(Stated problem): Looking at the data below, count the lines that contain the string "будь". Write only the total.
-------------------------
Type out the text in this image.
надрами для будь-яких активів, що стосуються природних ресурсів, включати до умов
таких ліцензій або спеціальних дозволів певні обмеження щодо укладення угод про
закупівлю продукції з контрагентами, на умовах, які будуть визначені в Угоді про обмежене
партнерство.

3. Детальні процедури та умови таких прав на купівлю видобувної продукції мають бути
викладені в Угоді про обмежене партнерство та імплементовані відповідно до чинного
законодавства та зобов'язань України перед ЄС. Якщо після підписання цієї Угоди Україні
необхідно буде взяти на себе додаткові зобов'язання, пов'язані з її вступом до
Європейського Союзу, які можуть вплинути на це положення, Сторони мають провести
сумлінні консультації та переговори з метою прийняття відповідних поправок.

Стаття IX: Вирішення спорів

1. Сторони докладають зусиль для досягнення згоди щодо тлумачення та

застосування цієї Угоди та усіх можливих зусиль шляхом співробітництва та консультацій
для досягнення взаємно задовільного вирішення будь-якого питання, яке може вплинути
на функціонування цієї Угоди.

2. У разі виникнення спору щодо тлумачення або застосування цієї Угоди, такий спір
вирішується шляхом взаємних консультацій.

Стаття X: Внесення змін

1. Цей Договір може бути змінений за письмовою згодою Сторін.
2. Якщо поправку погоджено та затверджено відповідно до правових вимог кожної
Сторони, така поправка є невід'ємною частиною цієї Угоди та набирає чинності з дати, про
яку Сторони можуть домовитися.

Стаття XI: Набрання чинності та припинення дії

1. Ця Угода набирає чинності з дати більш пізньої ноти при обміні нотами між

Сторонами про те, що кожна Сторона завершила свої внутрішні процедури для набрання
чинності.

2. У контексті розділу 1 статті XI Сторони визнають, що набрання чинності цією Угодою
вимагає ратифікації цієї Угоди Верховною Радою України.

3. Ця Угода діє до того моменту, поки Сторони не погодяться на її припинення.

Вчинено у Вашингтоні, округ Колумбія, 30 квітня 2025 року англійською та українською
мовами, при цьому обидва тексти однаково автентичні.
-------------------------
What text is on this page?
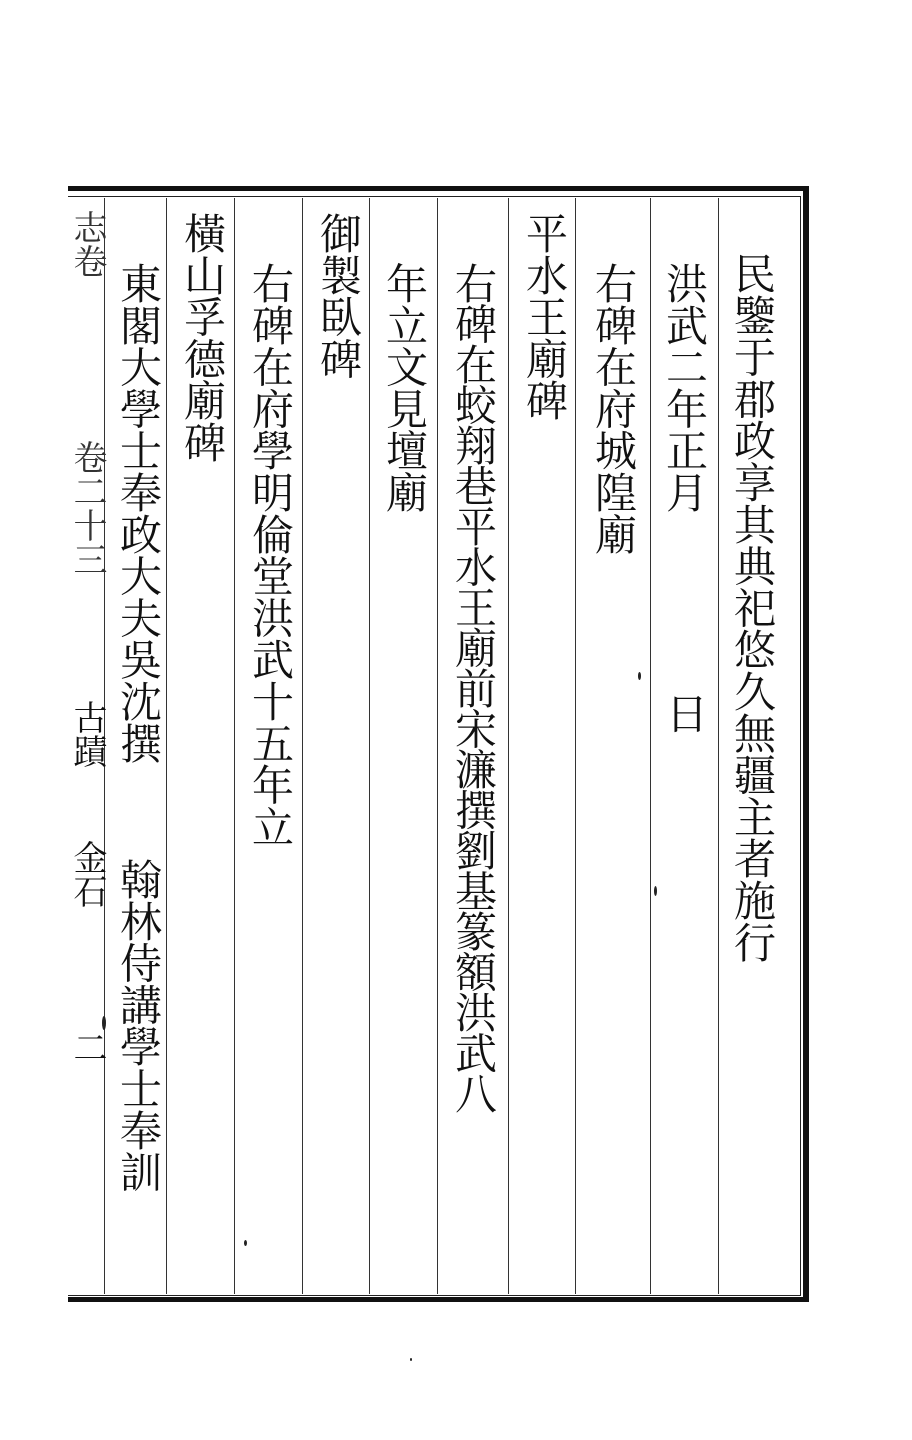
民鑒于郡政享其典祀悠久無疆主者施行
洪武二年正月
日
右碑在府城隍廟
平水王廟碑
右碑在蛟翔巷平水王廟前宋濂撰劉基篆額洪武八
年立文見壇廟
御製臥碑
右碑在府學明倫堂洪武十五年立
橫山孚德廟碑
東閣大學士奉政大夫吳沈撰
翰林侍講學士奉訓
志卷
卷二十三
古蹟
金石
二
-------------------------
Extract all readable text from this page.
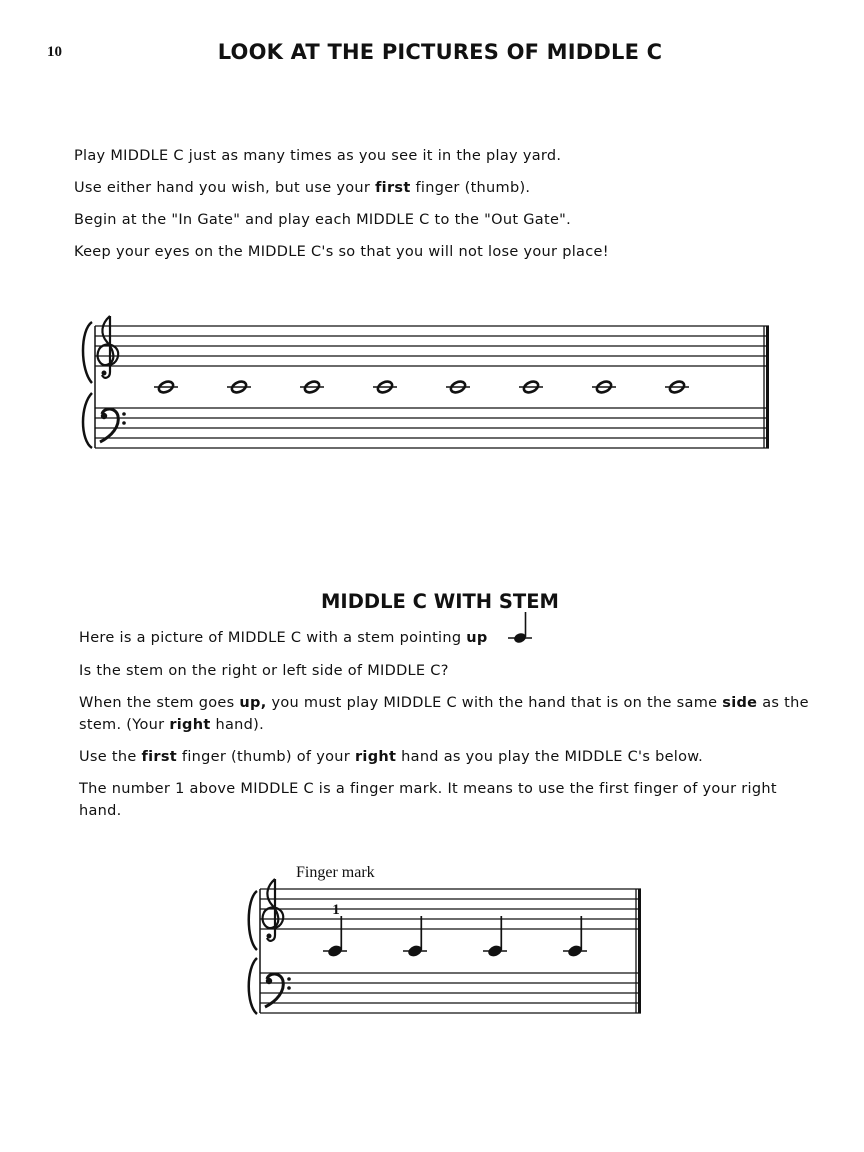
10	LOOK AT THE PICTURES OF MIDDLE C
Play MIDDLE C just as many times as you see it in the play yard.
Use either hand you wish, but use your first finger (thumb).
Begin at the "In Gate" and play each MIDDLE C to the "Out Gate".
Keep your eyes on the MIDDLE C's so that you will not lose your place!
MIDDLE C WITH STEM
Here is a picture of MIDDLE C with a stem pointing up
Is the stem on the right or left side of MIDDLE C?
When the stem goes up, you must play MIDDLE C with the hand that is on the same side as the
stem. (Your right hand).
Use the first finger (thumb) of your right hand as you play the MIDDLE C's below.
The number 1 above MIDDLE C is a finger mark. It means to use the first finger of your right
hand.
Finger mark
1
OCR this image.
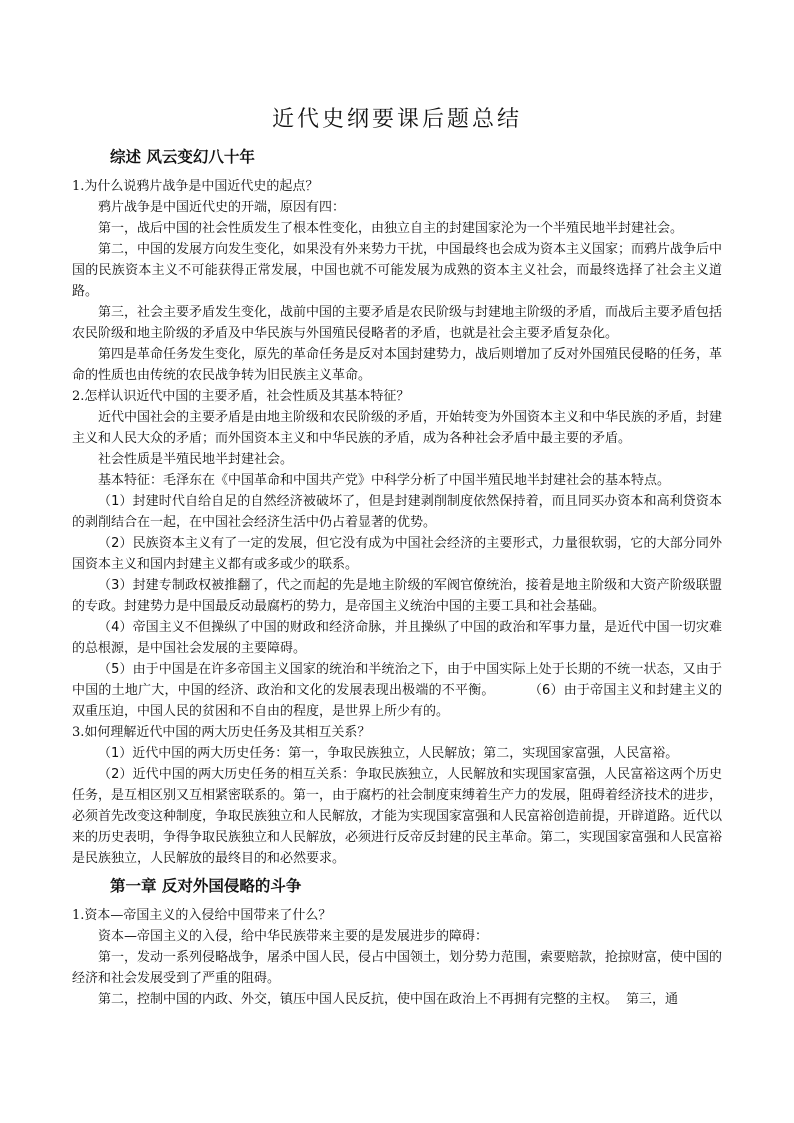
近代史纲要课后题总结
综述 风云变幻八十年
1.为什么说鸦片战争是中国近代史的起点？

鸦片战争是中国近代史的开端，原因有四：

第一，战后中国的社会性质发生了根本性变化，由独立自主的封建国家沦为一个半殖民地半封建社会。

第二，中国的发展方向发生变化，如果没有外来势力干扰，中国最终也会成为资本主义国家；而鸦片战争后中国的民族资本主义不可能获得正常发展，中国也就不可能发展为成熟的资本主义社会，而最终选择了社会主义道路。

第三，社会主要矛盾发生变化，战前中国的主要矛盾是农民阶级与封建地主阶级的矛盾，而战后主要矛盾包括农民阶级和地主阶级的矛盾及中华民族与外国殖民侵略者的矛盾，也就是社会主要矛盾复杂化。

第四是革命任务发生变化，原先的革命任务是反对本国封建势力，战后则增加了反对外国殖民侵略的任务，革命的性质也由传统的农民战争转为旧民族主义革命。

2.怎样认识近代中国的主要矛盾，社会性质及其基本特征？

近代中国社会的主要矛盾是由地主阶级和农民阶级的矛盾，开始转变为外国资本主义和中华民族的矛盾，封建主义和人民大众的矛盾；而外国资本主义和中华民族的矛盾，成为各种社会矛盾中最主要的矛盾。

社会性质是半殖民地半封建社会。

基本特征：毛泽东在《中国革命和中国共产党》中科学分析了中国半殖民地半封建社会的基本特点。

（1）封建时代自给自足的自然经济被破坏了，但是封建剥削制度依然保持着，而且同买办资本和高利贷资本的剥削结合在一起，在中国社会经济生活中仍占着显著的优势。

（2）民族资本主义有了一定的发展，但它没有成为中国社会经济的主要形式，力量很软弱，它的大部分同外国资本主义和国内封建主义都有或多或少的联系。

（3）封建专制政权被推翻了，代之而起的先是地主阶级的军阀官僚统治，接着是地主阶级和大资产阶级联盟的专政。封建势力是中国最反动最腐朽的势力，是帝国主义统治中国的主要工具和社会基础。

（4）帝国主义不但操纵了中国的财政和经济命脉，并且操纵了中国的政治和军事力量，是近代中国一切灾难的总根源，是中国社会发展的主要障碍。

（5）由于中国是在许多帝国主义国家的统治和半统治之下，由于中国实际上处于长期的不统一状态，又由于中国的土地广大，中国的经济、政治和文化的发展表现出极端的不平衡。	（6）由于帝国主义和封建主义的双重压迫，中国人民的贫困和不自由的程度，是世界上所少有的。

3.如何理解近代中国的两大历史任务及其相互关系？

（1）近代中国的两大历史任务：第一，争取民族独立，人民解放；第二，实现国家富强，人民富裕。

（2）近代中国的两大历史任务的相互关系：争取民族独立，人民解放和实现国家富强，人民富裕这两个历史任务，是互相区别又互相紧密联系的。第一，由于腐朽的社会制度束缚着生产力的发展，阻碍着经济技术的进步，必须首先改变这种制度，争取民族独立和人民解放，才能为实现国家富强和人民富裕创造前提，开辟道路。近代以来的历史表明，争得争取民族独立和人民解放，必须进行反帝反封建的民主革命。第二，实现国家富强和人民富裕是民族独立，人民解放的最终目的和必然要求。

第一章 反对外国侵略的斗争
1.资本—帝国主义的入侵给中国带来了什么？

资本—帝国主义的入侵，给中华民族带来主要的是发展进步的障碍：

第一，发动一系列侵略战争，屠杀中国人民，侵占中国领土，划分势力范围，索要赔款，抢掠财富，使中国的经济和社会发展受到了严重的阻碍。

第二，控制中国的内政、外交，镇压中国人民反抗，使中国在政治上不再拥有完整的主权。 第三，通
-------------------------
(Task response): 2